SHORT PROBLEM » Determine which lines contain the word "River", then copy those lines.

SUPPLIED MATERIAL »

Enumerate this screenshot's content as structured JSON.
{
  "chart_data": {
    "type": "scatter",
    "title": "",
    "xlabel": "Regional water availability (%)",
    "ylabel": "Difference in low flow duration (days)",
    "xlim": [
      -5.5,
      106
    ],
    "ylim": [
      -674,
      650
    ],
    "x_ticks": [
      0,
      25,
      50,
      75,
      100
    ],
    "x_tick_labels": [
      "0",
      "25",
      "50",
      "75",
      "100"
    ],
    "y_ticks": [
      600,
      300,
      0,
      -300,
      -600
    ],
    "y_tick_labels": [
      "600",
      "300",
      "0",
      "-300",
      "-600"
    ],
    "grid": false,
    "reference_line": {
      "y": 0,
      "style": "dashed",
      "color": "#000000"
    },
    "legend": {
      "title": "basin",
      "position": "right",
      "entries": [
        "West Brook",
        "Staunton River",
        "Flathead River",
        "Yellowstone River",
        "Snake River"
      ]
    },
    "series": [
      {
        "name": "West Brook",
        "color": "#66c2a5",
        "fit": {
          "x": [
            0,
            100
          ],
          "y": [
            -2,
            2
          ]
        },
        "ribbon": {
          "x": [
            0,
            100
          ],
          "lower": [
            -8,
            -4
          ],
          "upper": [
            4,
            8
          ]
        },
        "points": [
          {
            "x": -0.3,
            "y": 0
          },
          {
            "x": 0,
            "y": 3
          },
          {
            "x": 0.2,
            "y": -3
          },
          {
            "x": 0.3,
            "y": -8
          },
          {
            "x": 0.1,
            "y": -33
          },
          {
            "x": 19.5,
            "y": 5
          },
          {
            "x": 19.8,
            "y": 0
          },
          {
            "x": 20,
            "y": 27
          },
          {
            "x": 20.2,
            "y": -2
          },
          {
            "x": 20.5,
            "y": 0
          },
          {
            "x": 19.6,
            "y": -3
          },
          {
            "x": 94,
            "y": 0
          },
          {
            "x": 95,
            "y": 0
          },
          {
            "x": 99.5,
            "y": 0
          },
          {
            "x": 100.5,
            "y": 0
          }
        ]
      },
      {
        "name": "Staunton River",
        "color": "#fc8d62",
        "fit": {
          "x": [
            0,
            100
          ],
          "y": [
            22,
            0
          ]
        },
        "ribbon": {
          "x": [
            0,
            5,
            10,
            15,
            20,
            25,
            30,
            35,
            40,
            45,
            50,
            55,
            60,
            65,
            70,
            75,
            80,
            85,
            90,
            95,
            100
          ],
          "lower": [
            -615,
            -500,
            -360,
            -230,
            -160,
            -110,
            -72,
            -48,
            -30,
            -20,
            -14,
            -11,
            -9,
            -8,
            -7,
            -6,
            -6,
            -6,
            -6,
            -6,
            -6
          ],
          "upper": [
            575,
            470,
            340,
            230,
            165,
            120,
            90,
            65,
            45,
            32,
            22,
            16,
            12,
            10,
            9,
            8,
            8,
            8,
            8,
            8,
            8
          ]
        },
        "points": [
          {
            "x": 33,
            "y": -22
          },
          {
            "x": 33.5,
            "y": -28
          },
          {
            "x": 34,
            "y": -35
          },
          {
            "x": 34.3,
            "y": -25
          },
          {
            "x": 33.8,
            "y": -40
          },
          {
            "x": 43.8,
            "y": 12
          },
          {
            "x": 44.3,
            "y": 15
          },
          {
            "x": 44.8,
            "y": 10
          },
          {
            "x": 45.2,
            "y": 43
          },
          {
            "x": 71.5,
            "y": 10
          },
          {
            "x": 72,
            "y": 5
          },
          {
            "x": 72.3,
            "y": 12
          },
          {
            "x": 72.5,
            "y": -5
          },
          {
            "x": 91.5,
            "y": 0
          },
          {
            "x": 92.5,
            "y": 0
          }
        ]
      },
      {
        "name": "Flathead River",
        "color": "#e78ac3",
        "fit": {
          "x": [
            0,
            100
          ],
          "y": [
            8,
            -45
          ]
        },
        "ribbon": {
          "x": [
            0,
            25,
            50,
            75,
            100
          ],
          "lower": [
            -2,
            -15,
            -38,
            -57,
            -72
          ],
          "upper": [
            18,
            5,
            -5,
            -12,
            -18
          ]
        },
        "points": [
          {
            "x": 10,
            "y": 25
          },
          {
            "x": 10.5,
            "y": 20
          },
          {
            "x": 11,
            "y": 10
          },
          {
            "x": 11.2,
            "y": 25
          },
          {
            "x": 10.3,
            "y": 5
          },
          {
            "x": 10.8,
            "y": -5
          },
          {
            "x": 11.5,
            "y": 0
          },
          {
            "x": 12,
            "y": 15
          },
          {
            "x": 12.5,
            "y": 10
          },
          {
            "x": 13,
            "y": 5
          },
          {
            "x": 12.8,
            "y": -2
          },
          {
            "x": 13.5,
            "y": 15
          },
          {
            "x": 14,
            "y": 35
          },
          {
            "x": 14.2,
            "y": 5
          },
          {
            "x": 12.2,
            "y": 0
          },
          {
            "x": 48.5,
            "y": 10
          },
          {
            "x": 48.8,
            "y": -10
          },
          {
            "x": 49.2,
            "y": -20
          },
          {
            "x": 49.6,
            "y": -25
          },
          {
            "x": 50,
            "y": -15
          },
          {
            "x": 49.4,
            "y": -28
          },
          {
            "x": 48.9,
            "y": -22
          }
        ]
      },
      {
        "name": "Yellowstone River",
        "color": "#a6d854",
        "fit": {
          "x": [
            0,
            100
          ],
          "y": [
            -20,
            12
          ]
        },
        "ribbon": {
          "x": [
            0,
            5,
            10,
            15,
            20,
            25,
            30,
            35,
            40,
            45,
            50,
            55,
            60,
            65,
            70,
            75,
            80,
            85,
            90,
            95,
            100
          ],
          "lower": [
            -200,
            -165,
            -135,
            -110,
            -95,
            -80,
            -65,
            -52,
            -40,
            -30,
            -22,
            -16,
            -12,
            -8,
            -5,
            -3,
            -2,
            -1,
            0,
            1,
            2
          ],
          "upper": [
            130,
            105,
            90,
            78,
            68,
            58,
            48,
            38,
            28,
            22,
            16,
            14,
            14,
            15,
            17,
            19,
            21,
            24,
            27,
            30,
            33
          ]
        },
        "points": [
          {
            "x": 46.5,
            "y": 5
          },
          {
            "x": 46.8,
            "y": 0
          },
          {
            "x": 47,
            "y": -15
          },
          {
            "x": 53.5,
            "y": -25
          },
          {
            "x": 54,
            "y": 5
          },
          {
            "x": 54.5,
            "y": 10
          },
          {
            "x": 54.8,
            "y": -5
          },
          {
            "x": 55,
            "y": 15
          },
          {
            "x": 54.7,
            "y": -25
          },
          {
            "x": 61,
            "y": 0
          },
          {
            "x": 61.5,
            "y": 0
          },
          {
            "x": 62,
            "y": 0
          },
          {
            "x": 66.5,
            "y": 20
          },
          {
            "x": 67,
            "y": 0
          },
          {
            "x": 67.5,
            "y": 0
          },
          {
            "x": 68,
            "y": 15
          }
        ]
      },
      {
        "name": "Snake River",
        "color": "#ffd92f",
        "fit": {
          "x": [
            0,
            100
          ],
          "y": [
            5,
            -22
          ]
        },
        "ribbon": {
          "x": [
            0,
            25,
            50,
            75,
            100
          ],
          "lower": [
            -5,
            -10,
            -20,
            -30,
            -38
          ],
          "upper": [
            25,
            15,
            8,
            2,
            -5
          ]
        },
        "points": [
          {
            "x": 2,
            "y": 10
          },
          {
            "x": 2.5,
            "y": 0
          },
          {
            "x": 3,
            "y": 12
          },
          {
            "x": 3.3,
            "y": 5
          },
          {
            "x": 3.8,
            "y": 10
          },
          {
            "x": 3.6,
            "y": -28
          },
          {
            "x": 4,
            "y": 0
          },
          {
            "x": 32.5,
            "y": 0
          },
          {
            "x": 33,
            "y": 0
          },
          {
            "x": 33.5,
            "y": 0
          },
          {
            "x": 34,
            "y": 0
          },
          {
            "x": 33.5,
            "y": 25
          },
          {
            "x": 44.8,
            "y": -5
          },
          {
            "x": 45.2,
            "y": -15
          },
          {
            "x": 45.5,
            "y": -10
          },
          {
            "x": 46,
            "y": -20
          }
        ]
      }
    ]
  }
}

EXERCISE ANSWER »
        "Staunton River",
        "Flathead River",
        "Yellowstone River",
        "Snake River"
        "name": "Staunton River",
        "name": "Flathead River",
        "name": "Yellowstone River",
        "name": "Snake River",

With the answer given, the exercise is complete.